**Work to complete:**
Print out the material that follows word for word.

(Stored dataset items)
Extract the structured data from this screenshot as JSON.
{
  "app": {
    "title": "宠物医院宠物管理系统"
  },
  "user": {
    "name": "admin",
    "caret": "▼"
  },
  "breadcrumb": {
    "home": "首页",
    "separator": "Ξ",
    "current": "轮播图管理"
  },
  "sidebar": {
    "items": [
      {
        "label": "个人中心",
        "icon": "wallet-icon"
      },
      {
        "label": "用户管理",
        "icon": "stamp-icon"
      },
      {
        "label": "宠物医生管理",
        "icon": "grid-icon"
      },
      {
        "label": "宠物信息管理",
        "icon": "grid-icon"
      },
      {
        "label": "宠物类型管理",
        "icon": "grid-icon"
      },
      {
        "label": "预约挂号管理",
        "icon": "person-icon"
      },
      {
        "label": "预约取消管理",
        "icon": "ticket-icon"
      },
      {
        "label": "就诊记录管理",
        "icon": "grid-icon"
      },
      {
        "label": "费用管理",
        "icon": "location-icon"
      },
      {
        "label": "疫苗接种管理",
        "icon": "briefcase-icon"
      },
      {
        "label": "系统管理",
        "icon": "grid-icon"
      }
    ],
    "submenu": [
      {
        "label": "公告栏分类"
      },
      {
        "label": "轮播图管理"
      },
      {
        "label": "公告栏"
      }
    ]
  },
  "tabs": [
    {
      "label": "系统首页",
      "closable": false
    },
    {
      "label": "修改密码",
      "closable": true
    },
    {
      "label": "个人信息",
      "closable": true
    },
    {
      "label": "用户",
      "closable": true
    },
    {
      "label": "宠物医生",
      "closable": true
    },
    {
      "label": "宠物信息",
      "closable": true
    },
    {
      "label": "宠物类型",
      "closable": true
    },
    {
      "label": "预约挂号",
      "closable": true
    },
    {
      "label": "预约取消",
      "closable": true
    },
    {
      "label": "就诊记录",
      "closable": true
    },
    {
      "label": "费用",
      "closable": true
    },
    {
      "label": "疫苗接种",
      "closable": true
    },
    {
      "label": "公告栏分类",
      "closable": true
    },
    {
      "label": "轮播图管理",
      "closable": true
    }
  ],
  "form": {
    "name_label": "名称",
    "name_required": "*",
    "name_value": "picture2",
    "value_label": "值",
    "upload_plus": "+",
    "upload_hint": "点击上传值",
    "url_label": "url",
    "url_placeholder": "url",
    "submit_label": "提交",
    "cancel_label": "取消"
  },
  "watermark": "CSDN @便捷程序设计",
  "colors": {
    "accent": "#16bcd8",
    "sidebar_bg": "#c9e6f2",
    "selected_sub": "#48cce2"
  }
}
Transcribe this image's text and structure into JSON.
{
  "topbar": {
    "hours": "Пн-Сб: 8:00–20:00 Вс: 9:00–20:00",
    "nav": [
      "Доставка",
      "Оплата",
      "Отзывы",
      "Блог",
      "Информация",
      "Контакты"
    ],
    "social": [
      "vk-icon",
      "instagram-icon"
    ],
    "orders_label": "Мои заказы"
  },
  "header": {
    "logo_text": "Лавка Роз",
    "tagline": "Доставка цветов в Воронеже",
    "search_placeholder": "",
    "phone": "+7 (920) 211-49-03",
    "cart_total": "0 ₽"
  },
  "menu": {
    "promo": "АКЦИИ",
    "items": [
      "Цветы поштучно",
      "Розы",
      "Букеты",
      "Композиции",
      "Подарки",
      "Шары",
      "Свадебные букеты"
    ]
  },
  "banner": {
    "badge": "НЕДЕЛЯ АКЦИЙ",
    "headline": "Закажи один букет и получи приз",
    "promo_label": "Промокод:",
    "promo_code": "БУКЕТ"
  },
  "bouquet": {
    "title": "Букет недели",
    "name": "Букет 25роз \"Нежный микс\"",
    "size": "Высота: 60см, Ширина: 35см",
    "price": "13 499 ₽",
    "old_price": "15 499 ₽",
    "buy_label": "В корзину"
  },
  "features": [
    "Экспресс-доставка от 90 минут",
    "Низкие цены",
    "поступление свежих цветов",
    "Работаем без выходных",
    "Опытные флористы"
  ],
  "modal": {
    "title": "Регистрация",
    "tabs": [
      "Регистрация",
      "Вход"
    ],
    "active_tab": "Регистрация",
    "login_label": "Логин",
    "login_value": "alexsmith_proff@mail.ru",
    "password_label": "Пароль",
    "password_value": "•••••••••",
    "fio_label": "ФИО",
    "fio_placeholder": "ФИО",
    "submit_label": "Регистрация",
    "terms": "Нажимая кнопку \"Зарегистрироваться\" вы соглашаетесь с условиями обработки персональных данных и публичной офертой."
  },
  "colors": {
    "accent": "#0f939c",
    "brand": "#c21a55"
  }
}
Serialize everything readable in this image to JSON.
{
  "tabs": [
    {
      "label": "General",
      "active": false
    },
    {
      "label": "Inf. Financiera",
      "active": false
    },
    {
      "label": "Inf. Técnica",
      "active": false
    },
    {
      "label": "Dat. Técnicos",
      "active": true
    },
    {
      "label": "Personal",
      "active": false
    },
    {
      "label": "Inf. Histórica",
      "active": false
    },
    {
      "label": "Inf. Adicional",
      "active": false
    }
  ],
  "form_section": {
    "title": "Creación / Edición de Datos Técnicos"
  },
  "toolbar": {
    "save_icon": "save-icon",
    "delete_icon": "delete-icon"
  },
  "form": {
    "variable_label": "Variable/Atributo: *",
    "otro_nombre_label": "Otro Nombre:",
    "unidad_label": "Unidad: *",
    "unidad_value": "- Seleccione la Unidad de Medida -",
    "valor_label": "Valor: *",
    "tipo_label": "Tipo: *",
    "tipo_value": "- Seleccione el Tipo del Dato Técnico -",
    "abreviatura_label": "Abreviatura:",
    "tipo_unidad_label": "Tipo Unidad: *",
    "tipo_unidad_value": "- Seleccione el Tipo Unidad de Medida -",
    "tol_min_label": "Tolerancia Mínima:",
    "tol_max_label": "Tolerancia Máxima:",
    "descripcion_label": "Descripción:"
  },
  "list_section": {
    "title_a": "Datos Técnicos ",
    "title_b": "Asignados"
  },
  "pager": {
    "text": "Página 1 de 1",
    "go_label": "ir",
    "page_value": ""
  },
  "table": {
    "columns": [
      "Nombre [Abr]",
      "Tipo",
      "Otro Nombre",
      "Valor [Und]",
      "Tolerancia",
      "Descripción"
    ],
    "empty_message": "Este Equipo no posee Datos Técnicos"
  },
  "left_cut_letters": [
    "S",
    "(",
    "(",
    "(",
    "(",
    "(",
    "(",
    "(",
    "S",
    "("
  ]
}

**Complete answer:**
Extract the structured data from this screenshot as JSON.
{
  "app": {
    "title": "宠物医院宠物管理系统"
  },
  "user": {
    "name": "admin",
    "caret": "▼"
  },
  "breadcrumb": {
    "home": "首页",
    "separator": "Ξ",
    "current": "轮播图管理"
  },
  "sidebar": {
    "items": [
      {
        "label": "个人中心",
        "icon": "wallet-icon"
      },
      {
        "label": "用户管理",
        "icon": "stamp-icon"
      },
      {
        "label": "宠物医生管理",
        "icon": "grid-icon"
      },
      {
        "label": "宠物信息管理",
        "icon": "grid-icon"
      },
      {
        "label": "宠物类型管理",
        "icon": "grid-icon"
      },
      {
        "label": "预约挂号管理",
        "icon": "person-icon"
      },
      {
        "label": "预约取消管理",
        "icon": "ticket-icon"
      },
      {
        "label": "就诊记录管理",
        "icon": "grid-icon"
      },
      {
        "label": "费用管理",
        "icon": "location-icon"
      },
      {
        "label": "疫苗接种管理",
        "icon": "briefcase-icon"
      },
      {
        "label": "系统管理",
        "icon": "grid-icon"
      }
    ],
    "submenu": [
      {
        "label": "公告栏分类"
      },
      {
        "label": "轮播图管理"
      },
      {
        "label": "公告栏"
      }
    ]
  },
  "tabs": [
    {
      "label": "系统首页",
      "closable": false
    },
    {
      "label": "修改密码",
      "closable": true
    },
    {
      "label": "个人信息",
      "closable": true
    },
    {
      "label": "用户",
      "closable": true
    },
    {
      "label": "宠物医生",
      "closable": true
    },
    {
      "label": "宠物信息",
      "closable": true
    },
    {
      "label": "宠物类型",
      "closable": true
    },
    {
      "label": "预约挂号",
      "closable": true
    },
    {
      "label": "预约取消",
      "closable": true
    },
    {
      "label": "就诊记录",
      "closable": true
    },
    {
      "label": "费用",
      "closable": true
    },
    {
      "label": "疫苗接种",
      "closable": true
    },
    {
      "label": "公告栏分类",
      "closable": true
    },
    {
      "label": "轮播图管理",
      "closable": true
    }
  ],
  "form": {
    "name_label": "名称",
    "name_required": "*",
    "name_value": "picture2",
    "value_label": "值",
    "upload_plus": "+",
    "upload_hint": "点击上传值",
    "url_label": "url",
    "url_placeholder": "url",
    "submit_label": "提交",
    "cancel_label": "取消"
  },
  "watermark": "CSDN @便捷程序设计",
  "colors": {
    "accent": "#16bcd8",
    "sidebar_bg": "#c9e6f2",
    "selected_sub": "#48cce2"
  }
}
Transcribe this image's text and structure into JSON.
{
  "topbar": {
    "hours": "Пн-Сб: 8:00–20:00 Вс: 9:00–20:00",
    "nav": [
      "Доставка",
      "Оплата",
      "Отзывы",
      "Блог",
      "Информация",
      "Контакты"
    ],
    "social": [
      "vk-icon",
      "instagram-icon"
    ],
    "orders_label": "Мои заказы"
  },
  "header": {
    "logo_text": "Лавка Роз",
    "tagline": "Доставка цветов в Воронеже",
    "search_placeholder": "",
    "phone": "+7 (920) 211-49-03",
    "cart_total": "0 ₽"
  },
  "menu": {
    "promo": "АКЦИИ",
    "items": [
      "Цветы поштучно",
      "Розы",
      "Букеты",
      "Композиции",
      "Подарки",
      "Шары",
      "Свадебные букеты"
    ]
  },
  "banner": {
    "badge": "НЕДЕЛЯ АКЦИЙ",
    "headline": "Закажи один букет и получи приз",
    "promo_label": "Промокод:",
    "promo_code": "БУКЕТ"
  },
  "bouquet": {
    "title": "Букет недели",
    "name": "Букет 25роз \"Нежный микс\"",
    "size": "Высота: 60см, Ширина: 35см",
    "price": "13 499 ₽",
    "old_price": "15 499 ₽",
    "buy_label": "В корзину"
  },
  "features": [
    "Экспресс-доставка от 90 минут",
    "Низкие цены",
    "поступление свежих цветов",
    "Работаем без выходных",
    "Опытные флористы"
  ],
  "modal": {
    "title": "Регистрация",
    "tabs": [
      "Регистрация",
      "Вход"
    ],
    "active_tab": "Регистрация",
    "login_label": "Логин",
    "login_value": "alexsmith_proff@mail.ru",
    "password_label": "Пароль",
    "password_value": "•••••••••",
    "fio_label": "ФИО",
    "fio_placeholder": "ФИО",
    "submit_label": "Регистрация",
    "terms": "Нажимая кнопку \"Зарегистрироваться\" вы соглашаетесь с условиями обработки персональных данных и публичной офертой."
  },
  "colors": {
    "accent": "#0f939c",
    "brand": "#c21a55"
  }
}
Serialize everything readable in this image to JSON.
{
  "tabs": [
    {
      "label": "General",
      "active": false
    },
    {
      "label": "Inf. Financiera",
      "active": false
    },
    {
      "label": "Inf. Técnica",
      "active": false
    },
    {
      "label": "Dat. Técnicos",
      "active": true
    },
    {
      "label": "Personal",
      "active": false
    },
    {
      "label": "Inf. Histórica",
      "active": false
    },
    {
      "label": "Inf. Adicional",
      "active": false
    }
  ],
  "form_section": {
    "title": "Creación / Edición de Datos Técnicos"
  },
  "toolbar": {
    "save_icon": "save-icon",
    "delete_icon": "delete-icon"
  },
  "form": {
    "variable_label": "Variable/Atributo: *",
    "otro_nombre_label": "Otro Nombre:",
    "unidad_label": "Unidad: *",
    "unidad_value": "- Seleccione la Unidad de Medida -",
    "valor_label": "Valor: *",
    "tipo_label": "Tipo: *",
    "tipo_value": "- Seleccione el Tipo del Dato Técnico -",
    "abreviatura_label": "Abreviatura:",
    "tipo_unidad_label": "Tipo Unidad: *",
    "tipo_unidad_value": "- Seleccione el Tipo Unidad de Medida -",
    "tol_min_label": "Tolerancia Mínima:",
    "tol_max_label": "Tolerancia Máxima:",
    "descripcion_label": "Descripción:"
  },
  "list_section": {
    "title_a": "Datos Técnicos ",
    "title_b": "Asignados"
  },
  "pager": {
    "text": "Página 1 de 1",
    "go_label": "ir",
    "page_value": ""
  },
  "table": {
    "columns": [
      "Nombre [Abr]",
      "Tipo",
      "Otro Nombre",
      "Valor [Und]",
      "Tolerancia",
      "Descripción"
    ],
    "empty_message": "Este Equipo no posee Datos Técnicos"
  },
  "left_cut_letters": [
    "S",
    "(",
    "(",
    "(",
    "(",
    "(",
    "(",
    "(",
    "S",
    "("
  ]
}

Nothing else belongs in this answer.